>>

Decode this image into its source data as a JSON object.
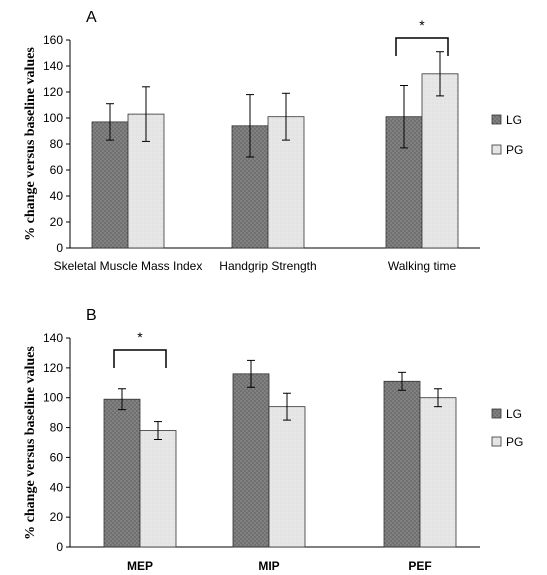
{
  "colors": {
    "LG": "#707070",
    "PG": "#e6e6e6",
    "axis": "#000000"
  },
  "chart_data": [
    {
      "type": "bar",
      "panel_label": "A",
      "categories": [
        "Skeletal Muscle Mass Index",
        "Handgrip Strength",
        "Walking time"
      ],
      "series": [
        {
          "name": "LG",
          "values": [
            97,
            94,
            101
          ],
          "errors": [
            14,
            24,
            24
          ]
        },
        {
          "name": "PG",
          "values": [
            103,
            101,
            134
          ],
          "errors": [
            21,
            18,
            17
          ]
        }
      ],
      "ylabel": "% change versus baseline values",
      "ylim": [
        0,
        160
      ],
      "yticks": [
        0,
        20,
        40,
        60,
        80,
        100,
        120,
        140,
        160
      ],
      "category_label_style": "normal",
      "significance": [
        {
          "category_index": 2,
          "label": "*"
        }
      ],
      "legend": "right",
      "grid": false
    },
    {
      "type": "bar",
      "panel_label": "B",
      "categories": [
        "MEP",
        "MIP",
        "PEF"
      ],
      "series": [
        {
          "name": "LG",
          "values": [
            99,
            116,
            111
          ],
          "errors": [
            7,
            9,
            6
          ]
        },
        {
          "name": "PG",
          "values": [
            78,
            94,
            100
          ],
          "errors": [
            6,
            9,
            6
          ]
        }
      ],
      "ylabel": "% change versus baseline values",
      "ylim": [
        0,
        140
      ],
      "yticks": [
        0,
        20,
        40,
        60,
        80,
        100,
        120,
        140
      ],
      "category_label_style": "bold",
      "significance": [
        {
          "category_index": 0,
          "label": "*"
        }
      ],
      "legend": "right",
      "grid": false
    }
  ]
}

<<

Problem description:
Write out all the records again, exactly, minus any pictures.

Expected output:
Decode this image into its source data as a JSON object.
{
  "colors": {
    "LG": "#707070",
    "PG": "#e6e6e6",
    "axis": "#000000"
  },
  "chart_data": [
    {
      "type": "bar",
      "panel_label": "A",
      "categories": [
        "Skeletal Muscle Mass Index",
        "Handgrip Strength",
        "Walking time"
      ],
      "series": [
        {
          "name": "LG",
          "values": [
            97,
            94,
            101
          ],
          "errors": [
            14,
            24,
            24
          ]
        },
        {
          "name": "PG",
          "values": [
            103,
            101,
            134
          ],
          "errors": [
            21,
            18,
            17
          ]
        }
      ],
      "ylabel": "% change versus baseline values",
      "ylim": [
        0,
        160
      ],
      "yticks": [
        0,
        20,
        40,
        60,
        80,
        100,
        120,
        140,
        160
      ],
      "category_label_style": "normal",
      "significance": [
        {
          "category_index": 2,
          "label": "*"
        }
      ],
      "legend": "right",
      "grid": false
    },
    {
      "type": "bar",
      "panel_label": "B",
      "categories": [
        "MEP",
        "MIP",
        "PEF"
      ],
      "series": [
        {
          "name": "LG",
          "values": [
            99,
            116,
            111
          ],
          "errors": [
            7,
            9,
            6
          ]
        },
        {
          "name": "PG",
          "values": [
            78,
            94,
            100
          ],
          "errors": [
            6,
            9,
            6
          ]
        }
      ],
      "ylabel": "% change versus baseline values",
      "ylim": [
        0,
        140
      ],
      "yticks": [
        0,
        20,
        40,
        60,
        80,
        100,
        120,
        140
      ],
      "category_label_style": "bold",
      "significance": [
        {
          "category_index": 0,
          "label": "*"
        }
      ],
      "legend": "right",
      "grid": false
    }
  ]
}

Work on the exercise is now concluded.